__TO BE DONE__
Extract the lines that hold the string "JSON".
***
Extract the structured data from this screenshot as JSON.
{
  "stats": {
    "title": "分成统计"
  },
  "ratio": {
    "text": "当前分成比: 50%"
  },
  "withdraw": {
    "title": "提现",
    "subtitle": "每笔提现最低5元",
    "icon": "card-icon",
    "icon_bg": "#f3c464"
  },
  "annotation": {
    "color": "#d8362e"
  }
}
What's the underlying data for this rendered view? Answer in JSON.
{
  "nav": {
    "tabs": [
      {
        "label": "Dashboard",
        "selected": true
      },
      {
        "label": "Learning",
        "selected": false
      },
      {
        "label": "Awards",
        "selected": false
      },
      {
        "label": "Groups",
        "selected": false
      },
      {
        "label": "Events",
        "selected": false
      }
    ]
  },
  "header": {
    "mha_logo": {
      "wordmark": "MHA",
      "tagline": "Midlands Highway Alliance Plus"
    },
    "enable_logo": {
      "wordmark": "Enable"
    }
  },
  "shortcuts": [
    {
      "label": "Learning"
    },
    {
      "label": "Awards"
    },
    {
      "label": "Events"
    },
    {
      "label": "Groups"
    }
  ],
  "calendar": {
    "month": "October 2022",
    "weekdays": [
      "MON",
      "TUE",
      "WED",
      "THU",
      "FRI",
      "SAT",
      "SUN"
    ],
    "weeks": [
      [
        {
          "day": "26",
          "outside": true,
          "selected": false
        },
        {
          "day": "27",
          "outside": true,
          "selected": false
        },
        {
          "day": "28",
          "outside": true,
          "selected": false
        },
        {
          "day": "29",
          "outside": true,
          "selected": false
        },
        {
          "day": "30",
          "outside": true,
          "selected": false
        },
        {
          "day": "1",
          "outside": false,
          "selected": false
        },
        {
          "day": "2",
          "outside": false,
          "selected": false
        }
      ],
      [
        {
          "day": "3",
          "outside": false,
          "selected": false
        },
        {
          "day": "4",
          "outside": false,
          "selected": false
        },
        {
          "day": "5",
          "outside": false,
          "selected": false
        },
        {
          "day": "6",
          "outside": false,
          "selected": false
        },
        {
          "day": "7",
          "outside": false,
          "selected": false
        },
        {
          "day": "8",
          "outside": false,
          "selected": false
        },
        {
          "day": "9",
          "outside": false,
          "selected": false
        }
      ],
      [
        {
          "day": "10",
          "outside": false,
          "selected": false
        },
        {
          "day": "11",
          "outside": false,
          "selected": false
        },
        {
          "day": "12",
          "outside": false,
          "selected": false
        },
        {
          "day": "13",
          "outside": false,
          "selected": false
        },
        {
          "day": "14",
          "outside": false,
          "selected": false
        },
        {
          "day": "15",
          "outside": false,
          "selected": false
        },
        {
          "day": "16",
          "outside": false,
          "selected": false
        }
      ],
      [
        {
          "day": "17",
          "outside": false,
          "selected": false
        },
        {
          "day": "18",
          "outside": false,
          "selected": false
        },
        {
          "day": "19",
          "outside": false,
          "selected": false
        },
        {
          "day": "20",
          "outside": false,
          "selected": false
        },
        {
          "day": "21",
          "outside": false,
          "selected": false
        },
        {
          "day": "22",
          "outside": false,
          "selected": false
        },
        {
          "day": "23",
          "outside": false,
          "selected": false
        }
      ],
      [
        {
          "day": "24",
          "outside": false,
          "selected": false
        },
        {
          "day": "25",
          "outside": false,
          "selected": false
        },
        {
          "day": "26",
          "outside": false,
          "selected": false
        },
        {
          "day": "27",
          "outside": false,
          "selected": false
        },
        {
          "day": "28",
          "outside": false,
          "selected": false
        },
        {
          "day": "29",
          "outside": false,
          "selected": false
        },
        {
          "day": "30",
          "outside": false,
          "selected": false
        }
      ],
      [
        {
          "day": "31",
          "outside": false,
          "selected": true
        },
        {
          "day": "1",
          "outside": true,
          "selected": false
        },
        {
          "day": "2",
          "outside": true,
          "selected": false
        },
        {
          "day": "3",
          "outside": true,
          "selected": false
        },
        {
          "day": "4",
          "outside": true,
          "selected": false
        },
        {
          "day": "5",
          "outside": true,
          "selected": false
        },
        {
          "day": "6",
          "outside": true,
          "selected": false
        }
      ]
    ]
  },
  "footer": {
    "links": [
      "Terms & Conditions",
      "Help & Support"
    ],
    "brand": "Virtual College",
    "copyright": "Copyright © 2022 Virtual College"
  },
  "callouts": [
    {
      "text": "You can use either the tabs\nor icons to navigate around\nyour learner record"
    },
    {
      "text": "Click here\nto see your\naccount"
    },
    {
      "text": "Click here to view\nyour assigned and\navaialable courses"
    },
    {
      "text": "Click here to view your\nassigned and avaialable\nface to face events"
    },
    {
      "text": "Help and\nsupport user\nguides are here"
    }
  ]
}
***
__ANSWER TO THE TASK__
Extract the structured data from this screenshot as JSON.
What's the underlying data for this rendered view? Answer in JSON.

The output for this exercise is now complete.